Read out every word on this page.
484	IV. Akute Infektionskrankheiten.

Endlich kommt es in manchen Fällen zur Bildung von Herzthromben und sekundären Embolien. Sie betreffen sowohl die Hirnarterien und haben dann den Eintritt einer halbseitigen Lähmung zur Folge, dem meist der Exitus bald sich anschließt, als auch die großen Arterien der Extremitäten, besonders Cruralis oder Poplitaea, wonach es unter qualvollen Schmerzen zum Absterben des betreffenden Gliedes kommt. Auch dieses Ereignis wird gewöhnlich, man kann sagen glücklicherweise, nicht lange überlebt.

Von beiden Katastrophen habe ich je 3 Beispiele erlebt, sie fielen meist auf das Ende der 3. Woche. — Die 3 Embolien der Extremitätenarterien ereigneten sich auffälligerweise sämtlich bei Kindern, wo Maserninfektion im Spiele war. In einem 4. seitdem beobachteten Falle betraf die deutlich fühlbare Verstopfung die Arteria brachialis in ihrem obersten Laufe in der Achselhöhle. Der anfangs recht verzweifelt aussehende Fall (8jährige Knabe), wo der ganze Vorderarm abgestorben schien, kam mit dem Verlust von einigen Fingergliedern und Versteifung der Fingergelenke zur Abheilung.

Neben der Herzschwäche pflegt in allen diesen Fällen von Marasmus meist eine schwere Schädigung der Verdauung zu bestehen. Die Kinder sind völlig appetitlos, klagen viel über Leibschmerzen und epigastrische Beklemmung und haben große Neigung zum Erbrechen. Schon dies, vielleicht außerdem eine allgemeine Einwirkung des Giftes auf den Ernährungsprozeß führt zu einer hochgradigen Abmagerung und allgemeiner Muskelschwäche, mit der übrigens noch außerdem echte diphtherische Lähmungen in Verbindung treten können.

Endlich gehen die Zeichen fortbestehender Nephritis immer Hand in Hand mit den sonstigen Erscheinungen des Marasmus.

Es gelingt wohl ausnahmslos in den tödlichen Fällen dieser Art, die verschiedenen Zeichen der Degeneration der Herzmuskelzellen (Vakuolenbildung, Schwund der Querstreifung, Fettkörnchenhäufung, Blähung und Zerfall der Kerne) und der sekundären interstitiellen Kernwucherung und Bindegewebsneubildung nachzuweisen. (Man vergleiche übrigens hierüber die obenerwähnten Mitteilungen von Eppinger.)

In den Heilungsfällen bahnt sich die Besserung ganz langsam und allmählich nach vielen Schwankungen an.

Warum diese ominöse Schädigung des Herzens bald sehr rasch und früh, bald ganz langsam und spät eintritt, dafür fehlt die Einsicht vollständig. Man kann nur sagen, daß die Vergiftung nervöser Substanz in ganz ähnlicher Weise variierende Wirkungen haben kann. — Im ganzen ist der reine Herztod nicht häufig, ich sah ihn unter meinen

■ ■ ■ ■ ■ ■ ■

▶ EXERCISE TASK
Copy out every line that includes the word "Marasmus".

▶ ANSWER TO THE EXERCISE
Neben der Herzschwäche pflegt in allen diesen Fällen von Marasmus meist eine schwere Schädigung der Verdauung zu bestehen. Die Kinder sind völlig appetitlos, klagen viel über Leibschmerzen und epigastrische Beklemmung und haben große Neigung zum Erbrechen. Schon dies, vielleicht außerdem eine allgemeine Einwirkung des Giftes auf den Ernährungsprozeß führt zu einer hochgradigen Abmagerung und allgemeiner Muskelschwäche, mit der übrigens noch außerdem echte diphtherische Lähmungen in Verbindung treten können.
Endlich gehen die Zeichen fortbestehender Nephritis immer Hand in Hand mit den sonstigen Erscheinungen des Marasmus.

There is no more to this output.